[Saved entries]
▼
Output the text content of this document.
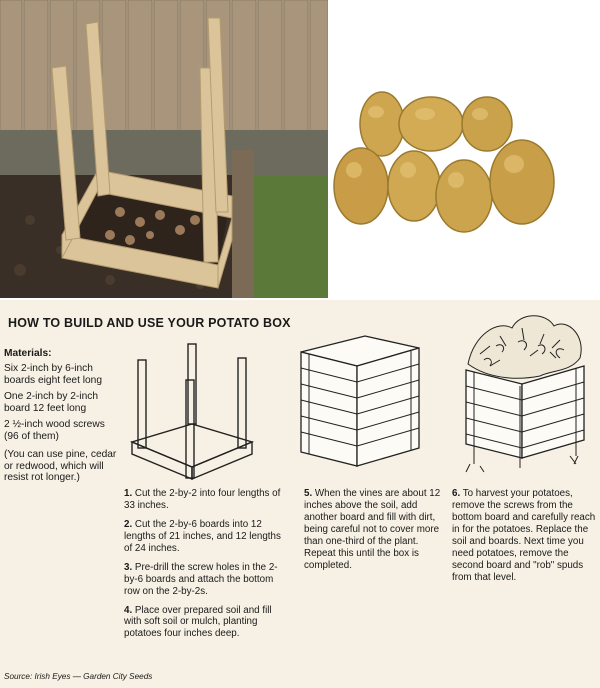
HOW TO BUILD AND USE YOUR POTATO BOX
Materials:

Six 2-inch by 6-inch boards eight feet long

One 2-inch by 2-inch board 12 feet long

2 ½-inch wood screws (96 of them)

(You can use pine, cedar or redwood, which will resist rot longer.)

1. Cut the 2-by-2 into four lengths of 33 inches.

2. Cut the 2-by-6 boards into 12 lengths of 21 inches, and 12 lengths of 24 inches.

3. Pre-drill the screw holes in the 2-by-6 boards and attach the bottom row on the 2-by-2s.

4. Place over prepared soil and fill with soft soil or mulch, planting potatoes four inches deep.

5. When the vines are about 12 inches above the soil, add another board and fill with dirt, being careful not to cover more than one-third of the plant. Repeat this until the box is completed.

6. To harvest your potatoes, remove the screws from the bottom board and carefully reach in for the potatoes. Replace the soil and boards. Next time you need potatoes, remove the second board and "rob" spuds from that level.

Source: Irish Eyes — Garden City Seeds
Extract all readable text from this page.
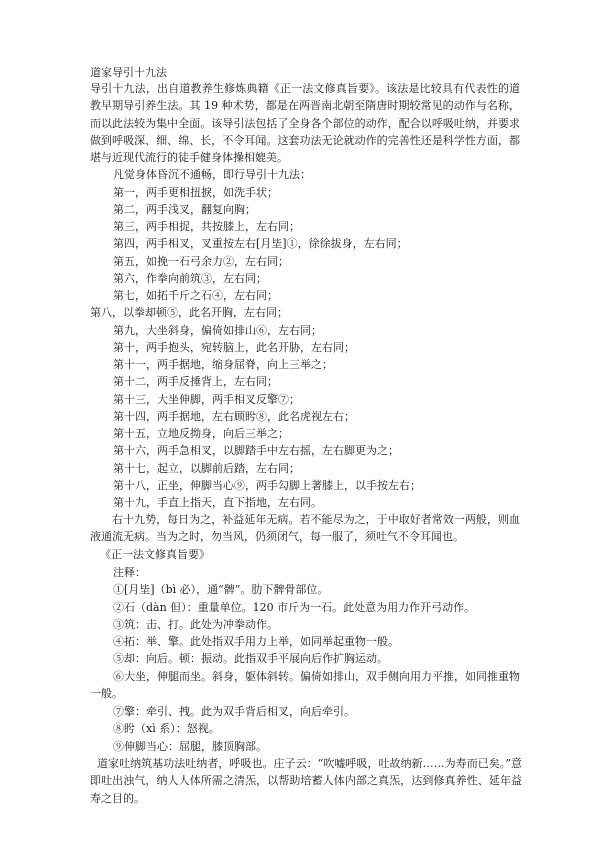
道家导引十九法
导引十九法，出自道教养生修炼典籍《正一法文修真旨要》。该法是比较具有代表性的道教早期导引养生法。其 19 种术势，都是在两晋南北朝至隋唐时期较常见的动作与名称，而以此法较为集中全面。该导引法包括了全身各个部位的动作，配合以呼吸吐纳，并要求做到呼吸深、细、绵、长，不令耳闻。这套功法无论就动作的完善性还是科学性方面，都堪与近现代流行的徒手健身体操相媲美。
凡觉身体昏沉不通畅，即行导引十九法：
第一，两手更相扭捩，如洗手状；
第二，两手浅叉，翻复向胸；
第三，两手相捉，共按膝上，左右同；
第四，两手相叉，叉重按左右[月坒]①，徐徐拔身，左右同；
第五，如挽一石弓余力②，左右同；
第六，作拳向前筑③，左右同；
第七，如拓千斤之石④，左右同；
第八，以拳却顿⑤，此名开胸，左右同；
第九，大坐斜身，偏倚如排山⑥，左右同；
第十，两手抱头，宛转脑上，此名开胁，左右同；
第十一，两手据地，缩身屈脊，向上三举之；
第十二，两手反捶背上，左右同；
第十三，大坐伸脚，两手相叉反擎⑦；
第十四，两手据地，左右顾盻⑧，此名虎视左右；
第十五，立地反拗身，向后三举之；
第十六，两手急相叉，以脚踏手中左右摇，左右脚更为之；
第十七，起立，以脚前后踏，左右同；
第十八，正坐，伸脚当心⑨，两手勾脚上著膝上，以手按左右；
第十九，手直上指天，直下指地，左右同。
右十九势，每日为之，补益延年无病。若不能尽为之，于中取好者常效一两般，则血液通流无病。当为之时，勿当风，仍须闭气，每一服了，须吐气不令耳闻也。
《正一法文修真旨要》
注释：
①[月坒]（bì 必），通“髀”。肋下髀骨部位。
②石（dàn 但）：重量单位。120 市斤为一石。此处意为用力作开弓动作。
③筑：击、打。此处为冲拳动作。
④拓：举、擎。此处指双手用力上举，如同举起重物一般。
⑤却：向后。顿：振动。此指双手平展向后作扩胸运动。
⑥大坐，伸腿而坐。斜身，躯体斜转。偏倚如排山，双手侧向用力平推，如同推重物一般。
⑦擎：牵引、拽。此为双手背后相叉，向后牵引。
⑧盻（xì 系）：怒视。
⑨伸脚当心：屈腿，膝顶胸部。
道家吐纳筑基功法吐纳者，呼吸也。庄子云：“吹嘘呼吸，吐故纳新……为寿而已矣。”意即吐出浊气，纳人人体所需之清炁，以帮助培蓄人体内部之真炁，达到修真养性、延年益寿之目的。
▲
(WHAT TO WORK ON)
Check each line of the records for the word "feet", and show the lines that contain it.

(RIGHT ANSWER)
Six 2-inch by 6-inch boards eight feet long
One 2-inch by 2-inch board 12 feet long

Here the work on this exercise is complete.